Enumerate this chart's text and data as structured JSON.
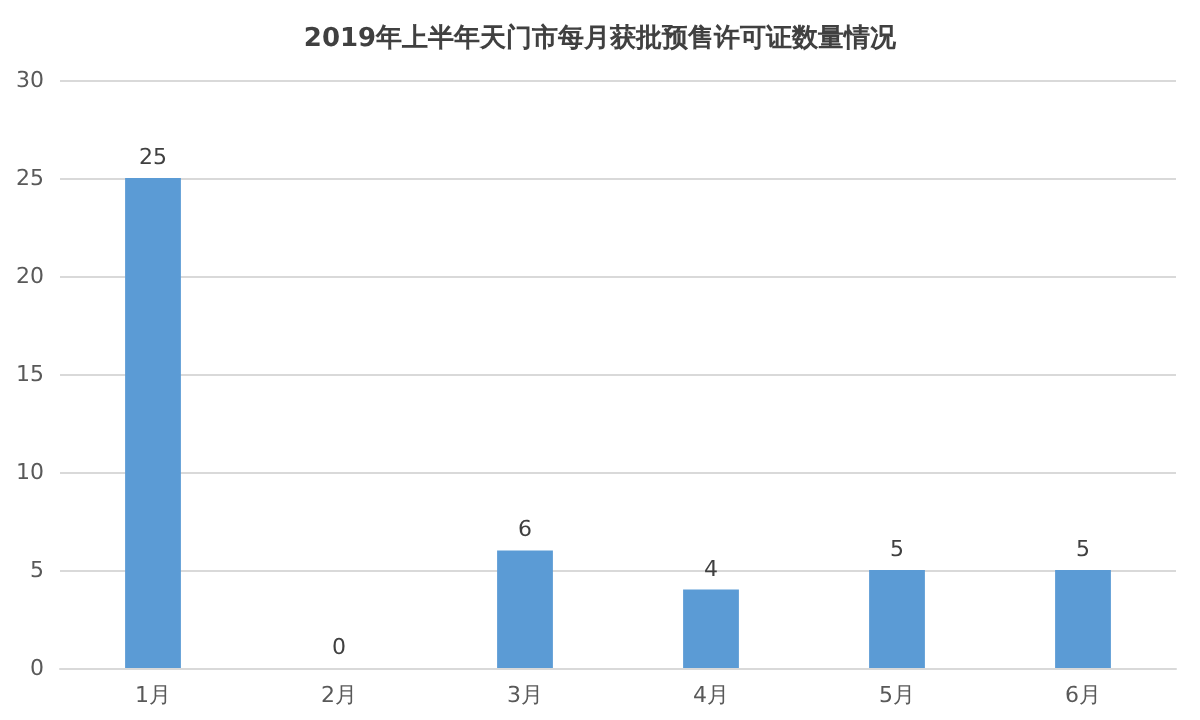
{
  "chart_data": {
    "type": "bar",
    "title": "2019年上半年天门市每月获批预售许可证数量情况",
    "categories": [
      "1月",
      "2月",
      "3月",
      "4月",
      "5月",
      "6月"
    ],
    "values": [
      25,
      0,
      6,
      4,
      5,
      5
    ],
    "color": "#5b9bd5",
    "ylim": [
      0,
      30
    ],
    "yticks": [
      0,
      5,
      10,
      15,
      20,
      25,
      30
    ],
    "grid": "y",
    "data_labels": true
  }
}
==*==
## TASK DETAILS
Your task is to set down the records shown above exactly, minus any pictures.

## WRITTEN RESPONSE
Enumerate this chart's text and data as structured JSON.
{
  "chart_data": {
    "type": "bar",
    "title": "2019年上半年天门市每月获批预售许可证数量情况",
    "categories": [
      "1月",
      "2月",
      "3月",
      "4月",
      "5月",
      "6月"
    ],
    "values": [
      25,
      0,
      6,
      4,
      5,
      5
    ],
    "color": "#5b9bd5",
    "ylim": [
      0,
      30
    ],
    "yticks": [
      0,
      5,
      10,
      15,
      20,
      25,
      30
    ],
    "grid": "y",
    "data_labels": true
  }
}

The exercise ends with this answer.